(What to work on) Collect all lines from the listing that include the string "以人民币以外的货币作为记账本位币的".

**** Data supplied ****

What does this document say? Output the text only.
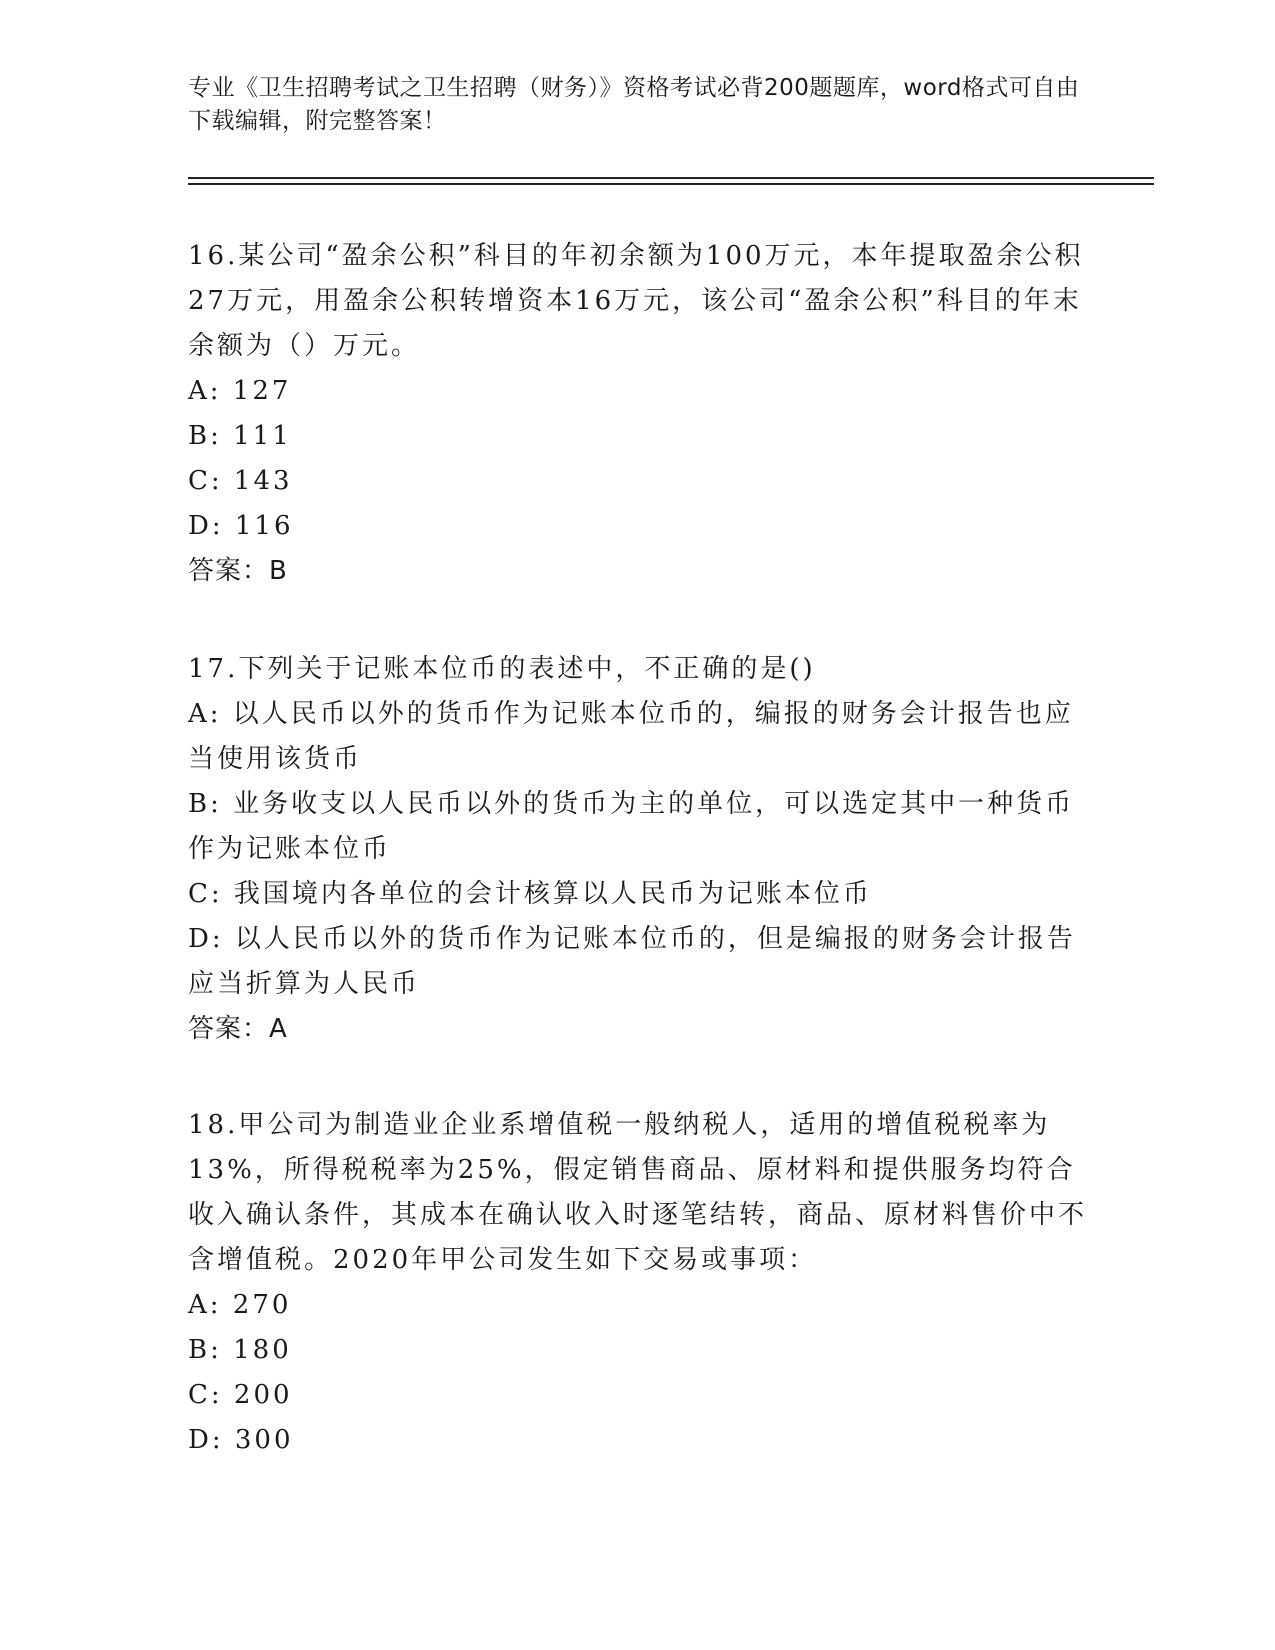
专业《卫生招聘考试之卫生招聘（财务）》资格考试必背200题题库，word格式可自由下载编辑，附完整答案！
16.某公司“盈余公积”科目的年初余额为100万元，本年提取盈余公积27万元，用盈余公积转增资本16万元，该公司“盈余公积”科目的年末余额为（）万元。
A: 127
B: 111
C: 143
D: 116
答案：B
17.下列关于记账本位币的表述中，不正确的是()
A: 以人民币以外的货币作为记账本位币的，编报的财务会计报告也应当使用该货币
B: 业务收支以人民币以外的货币为主的单位，可以选定其中一种货币作为记账本位币
C: 我国境内各单位的会计核算以人民币为记账本位币
D: 以人民币以外的货币作为记账本位币的，但是编报的财务会计报告应当折算为人民币
答案：A
18.甲公司为制造业企业系增值税一般纳税人，适用的增值税税率为13%，所得税税率为25%，假定销售商品、原材料和提供服务均符合收入确认条件，其成本在确认收入时逐笔结转，商品、原材料售价中不含增值税。2020年甲公司发生如下交易或事项：
A: 270
B: 180
C: 200
D: 300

****

(Result)
A: 以人民币以外的货币作为记账本位币的，编报的财务会计报告也应当使用该货币
D: 以人民币以外的货币作为记账本位币的，但是编报的财务会计报告应当折算为人民币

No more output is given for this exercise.